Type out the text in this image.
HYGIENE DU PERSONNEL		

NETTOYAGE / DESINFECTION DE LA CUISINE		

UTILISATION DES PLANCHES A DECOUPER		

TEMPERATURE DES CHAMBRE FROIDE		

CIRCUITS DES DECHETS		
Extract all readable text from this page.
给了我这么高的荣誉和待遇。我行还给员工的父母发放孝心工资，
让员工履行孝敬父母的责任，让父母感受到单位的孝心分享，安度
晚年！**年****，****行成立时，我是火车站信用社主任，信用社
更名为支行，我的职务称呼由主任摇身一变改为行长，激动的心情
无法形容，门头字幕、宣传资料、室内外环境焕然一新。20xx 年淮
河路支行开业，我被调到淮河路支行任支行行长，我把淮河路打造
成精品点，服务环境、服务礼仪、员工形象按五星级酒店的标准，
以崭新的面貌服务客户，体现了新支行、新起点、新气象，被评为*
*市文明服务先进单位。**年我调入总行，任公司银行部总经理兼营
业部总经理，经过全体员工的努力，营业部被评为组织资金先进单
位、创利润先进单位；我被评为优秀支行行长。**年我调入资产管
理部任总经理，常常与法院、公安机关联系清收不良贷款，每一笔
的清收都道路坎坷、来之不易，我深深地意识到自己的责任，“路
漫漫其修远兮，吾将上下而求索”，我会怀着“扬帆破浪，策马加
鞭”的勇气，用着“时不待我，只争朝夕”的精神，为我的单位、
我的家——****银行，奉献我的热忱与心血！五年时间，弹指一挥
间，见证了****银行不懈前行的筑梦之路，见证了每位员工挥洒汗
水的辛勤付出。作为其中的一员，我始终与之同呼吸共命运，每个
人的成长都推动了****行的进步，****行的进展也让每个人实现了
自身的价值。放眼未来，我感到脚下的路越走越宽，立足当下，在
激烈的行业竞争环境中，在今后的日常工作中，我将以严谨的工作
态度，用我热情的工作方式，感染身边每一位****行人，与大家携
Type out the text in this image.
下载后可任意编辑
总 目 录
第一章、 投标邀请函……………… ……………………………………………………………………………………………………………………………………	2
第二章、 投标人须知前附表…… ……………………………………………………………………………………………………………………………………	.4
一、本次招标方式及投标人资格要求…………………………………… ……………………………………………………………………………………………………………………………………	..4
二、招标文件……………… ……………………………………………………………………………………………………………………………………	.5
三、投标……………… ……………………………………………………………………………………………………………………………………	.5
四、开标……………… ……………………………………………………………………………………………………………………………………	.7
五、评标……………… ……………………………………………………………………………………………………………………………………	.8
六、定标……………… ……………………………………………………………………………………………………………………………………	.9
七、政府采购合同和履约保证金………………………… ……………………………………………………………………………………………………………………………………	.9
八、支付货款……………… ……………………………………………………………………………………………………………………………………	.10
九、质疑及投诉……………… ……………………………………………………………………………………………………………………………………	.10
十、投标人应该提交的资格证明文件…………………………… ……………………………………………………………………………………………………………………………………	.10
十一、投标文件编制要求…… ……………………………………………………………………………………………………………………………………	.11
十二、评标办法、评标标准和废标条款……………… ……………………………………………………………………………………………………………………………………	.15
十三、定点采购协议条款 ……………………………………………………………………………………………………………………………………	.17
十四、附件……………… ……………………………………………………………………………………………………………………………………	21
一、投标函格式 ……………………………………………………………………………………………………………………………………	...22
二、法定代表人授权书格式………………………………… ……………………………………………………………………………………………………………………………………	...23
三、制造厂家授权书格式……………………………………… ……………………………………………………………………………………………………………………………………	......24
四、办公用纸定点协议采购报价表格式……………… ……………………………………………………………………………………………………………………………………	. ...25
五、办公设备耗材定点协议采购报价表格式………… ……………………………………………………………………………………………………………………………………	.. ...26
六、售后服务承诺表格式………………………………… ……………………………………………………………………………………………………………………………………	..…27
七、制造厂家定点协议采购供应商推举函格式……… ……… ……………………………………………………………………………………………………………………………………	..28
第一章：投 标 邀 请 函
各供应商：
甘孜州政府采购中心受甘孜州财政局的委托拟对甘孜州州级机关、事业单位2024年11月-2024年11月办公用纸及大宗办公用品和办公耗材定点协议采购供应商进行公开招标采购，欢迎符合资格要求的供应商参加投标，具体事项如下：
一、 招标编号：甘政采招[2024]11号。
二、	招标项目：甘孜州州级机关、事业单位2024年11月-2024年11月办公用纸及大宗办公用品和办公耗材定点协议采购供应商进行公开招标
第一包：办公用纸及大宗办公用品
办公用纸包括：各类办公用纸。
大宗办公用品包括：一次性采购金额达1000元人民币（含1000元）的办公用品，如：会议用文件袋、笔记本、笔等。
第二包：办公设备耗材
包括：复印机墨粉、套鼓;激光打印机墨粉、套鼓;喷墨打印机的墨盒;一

* _Written task_: Extract the full listing above without alteration.

* _Answer for this exercise_:
Type out the text in this image.
HYGIENE DU PERSONNEL		

NETTOYAGE / DESINFECTION DE LA CUISINE		

UTILISATION DES PLANCHES A DECOUPER		

TEMPERATURE DES CHAMBRE FROIDE		

CIRCUITS DES DECHETS		
Extract all readable text from this page.
给了我这么高的荣誉和待遇。我行还给员工的父母发放孝心工资，
让员工履行孝敬父母的责任，让父母感受到单位的孝心分享，安度
晚年！**年****，****行成立时，我是火车站信用社主任，信用社
更名为支行，我的职务称呼由主任摇身一变改为行长，激动的心情
无法形容，门头字幕、宣传资料、室内外环境焕然一新。20xx 年淮
河路支行开业，我被调到淮河路支行任支行行长，我把淮河路打造
成精品点，服务环境、服务礼仪、员工形象按五星级酒店的标准，
以崭新的面貌服务客户，体现了新支行、新起点、新气象，被评为*
*市文明服务先进单位。**年我调入总行，任公司银行部总经理兼营
业部总经理，经过全体员工的努力，营业部被评为组织资金先进单
位、创利润先进单位；我被评为优秀支行行长。**年我调入资产管
理部任总经理，常常与法院、公安机关联系清收不良贷款，每一笔
的清收都道路坎坷、来之不易，我深深地意识到自己的责任，“路
漫漫其修远兮，吾将上下而求索”，我会怀着“扬帆破浪，策马加
鞭”的勇气，用着“时不待我，只争朝夕”的精神，为我的单位、
我的家——****银行，奉献我的热忱与心血！五年时间，弹指一挥
间，见证了****银行不懈前行的筑梦之路，见证了每位员工挥洒汗
水的辛勤付出。作为其中的一员，我始终与之同呼吸共命运，每个
人的成长都推动了****行的进步，****行的进展也让每个人实现了
自身的价值。放眼未来，我感到脚下的路越走越宽，立足当下，在
激烈的行业竞争环境中，在今后的日常工作中，我将以严谨的工作
态度，用我热情的工作方式，感染身边每一位****行人，与大家携
Type out the text in this image.
下载后可任意编辑
总 目 录
第一章、 投标邀请函……………… ……………………………………………………………………………………………………………………………………	2
第二章、 投标人须知前附表…… ……………………………………………………………………………………………………………………………………	.4
一、本次招标方式及投标人资格要求…………………………………… ……………………………………………………………………………………………………………………………………	..4
二、招标文件……………… ……………………………………………………………………………………………………………………………………	.5
三、投标……………… ……………………………………………………………………………………………………………………………………	.5
四、开标……………… ……………………………………………………………………………………………………………………………………	.7
五、评标……………… ……………………………………………………………………………………………………………………………………	.8
六、定标……………… ……………………………………………………………………………………………………………………………………	.9
七、政府采购合同和履约保证金………………………… ……………………………………………………………………………………………………………………………………	.9
八、支付货款……………… ……………………………………………………………………………………………………………………………………	.10
九、质疑及投诉……………… ……………………………………………………………………………………………………………………………………	.10
十、投标人应该提交的资格证明文件…………………………… ……………………………………………………………………………………………………………………………………	.10
十一、投标文件编制要求…… ……………………………………………………………………………………………………………………………………	.11
十二、评标办法、评标标准和废标条款……………… ……………………………………………………………………………………………………………………………………	.15
十三、定点采购协议条款 ……………………………………………………………………………………………………………………………………	.17
十四、附件……………… ……………………………………………………………………………………………………………………………………	21
一、投标函格式 ……………………………………………………………………………………………………………………………………	...22
二、法定代表人授权书格式………………………………… ……………………………………………………………………………………………………………………………………	...23
三、制造厂家授权书格式……………………………………… ……………………………………………………………………………………………………………………………………	......24
四、办公用纸定点协议采购报价表格式……………… ……………………………………………………………………………………………………………………………………	. ...25
五、办公设备耗材定点协议采购报价表格式………… ……………………………………………………………………………………………………………………………………	.. ...26
六、售后服务承诺表格式………………………………… ……………………………………………………………………………………………………………………………………	..…27
七、制造厂家定点协议采购供应商推举函格式……… ……… ……………………………………………………………………………………………………………………………………	..28
第一章：投 标 邀 请 函
各供应商：
甘孜州政府采购中心受甘孜州财政局的委托拟对甘孜州州级机关、事业单位2024年11月-2024年11月办公用纸及大宗办公用品和办公耗材定点协议采购供应商进行公开招标采购，欢迎符合资格要求的供应商参加投标，具体事项如下：
一、 招标编号：甘政采招[2024]11号。
二、	招标项目：甘孜州州级机关、事业单位2024年11月-2024年11月办公用纸及大宗办公用品和办公耗材定点协议采购供应商进行公开招标
第一包：办公用纸及大宗办公用品
办公用纸包括：各类办公用纸。
大宗办公用品包括：一次性采购金额达1000元人民币（含1000元）的办公用品，如：会议用文件袋、笔记本、笔等。
第二包：办公设备耗材
包括：复印机墨粉、套鼓;激光打印机墨粉、套鼓;喷墨打印机的墨盒;一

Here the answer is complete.